Extract the listing below verbatim, starting at its first line and ending at the line containing "data-point <box>213 394 219 400</box>", with both of those lines included.
==================================================
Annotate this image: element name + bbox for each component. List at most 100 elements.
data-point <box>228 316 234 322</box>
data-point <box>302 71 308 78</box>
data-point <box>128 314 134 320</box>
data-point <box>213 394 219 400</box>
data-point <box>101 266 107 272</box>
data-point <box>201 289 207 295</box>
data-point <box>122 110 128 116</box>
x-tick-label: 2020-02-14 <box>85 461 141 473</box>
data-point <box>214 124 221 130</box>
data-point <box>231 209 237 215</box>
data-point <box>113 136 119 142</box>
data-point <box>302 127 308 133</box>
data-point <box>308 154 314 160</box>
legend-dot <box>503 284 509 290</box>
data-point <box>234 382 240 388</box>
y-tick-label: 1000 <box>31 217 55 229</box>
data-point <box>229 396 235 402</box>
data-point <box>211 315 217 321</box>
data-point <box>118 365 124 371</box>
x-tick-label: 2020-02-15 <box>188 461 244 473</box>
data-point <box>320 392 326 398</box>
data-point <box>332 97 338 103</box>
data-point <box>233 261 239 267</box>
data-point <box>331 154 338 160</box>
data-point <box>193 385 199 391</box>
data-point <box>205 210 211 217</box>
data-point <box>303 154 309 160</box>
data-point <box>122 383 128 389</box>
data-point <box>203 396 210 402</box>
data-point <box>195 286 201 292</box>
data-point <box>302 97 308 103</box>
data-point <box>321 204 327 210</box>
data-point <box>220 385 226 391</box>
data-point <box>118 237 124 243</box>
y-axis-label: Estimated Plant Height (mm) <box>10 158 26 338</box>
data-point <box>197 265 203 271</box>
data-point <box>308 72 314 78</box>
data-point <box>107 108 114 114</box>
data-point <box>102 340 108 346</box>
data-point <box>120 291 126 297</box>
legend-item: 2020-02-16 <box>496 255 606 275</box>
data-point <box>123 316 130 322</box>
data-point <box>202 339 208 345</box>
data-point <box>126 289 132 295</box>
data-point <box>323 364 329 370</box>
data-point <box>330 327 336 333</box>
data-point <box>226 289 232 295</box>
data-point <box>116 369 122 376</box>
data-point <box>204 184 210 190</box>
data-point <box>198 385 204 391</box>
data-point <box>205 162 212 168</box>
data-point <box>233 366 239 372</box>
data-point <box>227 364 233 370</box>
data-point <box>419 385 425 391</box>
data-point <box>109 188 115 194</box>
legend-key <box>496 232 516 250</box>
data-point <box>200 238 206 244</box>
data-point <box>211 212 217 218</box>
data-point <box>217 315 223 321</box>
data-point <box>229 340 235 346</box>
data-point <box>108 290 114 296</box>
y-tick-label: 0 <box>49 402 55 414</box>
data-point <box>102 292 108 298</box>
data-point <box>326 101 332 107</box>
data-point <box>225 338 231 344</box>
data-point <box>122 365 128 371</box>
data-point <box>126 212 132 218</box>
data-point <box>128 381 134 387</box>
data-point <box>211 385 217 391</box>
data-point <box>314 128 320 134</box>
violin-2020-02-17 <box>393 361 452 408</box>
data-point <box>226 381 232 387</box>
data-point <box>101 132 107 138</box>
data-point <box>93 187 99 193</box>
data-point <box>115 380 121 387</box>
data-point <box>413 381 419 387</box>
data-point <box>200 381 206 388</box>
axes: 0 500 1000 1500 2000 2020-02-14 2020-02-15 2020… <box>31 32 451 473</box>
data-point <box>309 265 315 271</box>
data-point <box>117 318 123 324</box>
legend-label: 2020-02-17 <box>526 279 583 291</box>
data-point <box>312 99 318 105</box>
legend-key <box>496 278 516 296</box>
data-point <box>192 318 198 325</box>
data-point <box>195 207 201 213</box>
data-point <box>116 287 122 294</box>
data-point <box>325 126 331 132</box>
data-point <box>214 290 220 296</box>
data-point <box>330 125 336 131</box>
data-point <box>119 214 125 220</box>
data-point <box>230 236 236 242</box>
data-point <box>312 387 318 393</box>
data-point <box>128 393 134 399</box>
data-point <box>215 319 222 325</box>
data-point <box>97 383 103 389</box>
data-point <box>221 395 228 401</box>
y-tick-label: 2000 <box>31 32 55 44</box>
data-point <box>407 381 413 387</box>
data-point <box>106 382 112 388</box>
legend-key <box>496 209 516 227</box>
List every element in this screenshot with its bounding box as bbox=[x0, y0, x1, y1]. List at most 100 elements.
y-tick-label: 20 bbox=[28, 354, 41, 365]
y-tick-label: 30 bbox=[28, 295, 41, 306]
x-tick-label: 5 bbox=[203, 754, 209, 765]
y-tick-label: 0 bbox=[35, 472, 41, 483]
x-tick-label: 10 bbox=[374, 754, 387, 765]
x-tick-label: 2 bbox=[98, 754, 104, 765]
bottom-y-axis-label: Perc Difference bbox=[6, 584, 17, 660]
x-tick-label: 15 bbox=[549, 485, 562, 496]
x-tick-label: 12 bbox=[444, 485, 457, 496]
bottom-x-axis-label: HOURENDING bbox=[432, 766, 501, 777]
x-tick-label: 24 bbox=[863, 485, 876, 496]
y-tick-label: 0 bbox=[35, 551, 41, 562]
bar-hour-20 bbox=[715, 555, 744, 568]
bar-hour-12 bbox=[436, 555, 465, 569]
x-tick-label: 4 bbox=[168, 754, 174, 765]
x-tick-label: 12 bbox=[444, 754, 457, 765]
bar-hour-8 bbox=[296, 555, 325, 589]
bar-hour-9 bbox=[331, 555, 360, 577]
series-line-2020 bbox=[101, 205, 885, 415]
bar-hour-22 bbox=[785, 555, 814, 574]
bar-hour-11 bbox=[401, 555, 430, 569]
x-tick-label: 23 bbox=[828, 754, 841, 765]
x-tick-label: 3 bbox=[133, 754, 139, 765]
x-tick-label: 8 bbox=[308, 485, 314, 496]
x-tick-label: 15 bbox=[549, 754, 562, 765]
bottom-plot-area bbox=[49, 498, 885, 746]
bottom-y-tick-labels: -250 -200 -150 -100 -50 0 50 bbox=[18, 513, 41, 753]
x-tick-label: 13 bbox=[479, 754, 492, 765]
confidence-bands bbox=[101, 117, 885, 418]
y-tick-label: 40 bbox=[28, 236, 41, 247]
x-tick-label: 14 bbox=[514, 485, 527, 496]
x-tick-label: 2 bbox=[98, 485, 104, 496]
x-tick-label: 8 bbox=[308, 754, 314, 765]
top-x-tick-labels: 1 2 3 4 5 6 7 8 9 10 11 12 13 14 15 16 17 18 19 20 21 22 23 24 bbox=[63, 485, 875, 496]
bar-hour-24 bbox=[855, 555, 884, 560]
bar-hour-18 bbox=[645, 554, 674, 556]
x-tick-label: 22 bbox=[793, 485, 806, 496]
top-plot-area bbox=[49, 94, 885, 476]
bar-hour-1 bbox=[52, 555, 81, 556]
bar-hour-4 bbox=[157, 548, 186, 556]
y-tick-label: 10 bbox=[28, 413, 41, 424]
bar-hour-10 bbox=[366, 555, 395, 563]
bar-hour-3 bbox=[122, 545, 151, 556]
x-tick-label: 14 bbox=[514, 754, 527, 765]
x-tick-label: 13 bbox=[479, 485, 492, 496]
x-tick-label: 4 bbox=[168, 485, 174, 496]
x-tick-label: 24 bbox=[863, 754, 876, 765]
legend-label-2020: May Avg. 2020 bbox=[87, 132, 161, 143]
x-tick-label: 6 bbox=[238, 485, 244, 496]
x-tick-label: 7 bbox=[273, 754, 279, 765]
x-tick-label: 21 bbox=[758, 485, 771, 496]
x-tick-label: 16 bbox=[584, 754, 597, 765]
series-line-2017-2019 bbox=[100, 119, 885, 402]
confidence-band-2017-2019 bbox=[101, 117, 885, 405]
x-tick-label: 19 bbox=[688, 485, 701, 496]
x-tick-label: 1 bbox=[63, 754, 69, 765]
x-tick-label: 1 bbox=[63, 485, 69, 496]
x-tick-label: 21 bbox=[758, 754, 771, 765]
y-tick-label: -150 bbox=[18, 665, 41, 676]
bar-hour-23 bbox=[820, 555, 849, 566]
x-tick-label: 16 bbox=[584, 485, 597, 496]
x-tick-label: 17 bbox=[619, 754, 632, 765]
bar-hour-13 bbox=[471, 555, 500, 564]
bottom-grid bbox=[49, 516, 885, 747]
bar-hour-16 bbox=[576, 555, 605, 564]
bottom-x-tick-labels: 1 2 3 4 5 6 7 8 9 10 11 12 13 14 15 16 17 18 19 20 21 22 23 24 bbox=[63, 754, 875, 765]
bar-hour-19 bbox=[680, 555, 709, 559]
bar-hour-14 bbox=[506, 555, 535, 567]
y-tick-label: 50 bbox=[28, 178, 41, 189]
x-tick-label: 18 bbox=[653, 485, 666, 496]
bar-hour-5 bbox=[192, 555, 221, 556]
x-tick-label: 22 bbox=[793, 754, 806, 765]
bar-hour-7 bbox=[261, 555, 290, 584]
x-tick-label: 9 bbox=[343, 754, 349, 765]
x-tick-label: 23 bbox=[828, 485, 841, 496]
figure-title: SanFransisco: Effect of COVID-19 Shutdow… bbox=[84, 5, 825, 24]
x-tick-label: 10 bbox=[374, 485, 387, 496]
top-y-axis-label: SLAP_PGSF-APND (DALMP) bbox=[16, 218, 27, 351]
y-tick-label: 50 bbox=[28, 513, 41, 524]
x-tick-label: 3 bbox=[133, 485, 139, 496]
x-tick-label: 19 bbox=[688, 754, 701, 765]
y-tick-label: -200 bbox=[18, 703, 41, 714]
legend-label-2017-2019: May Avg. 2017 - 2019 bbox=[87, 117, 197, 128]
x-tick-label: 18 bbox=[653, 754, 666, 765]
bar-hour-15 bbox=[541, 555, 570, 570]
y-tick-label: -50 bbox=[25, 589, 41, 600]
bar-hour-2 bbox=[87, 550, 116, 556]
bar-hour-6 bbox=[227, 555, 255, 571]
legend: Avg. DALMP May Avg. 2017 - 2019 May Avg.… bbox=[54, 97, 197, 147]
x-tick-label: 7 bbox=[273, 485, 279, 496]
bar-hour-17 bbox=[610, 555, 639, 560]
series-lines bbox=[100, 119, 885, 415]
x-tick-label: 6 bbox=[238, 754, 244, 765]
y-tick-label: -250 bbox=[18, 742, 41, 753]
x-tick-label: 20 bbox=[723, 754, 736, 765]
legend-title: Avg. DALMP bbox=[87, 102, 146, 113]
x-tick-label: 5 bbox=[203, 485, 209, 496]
==================================================
Complete response:
Annotate this image: element name + bbox for each component. List at most 100 elements.
data-point <box>228 316 234 322</box>
data-point <box>302 71 308 78</box>
data-point <box>128 314 134 320</box>
data-point <box>213 394 219 400</box>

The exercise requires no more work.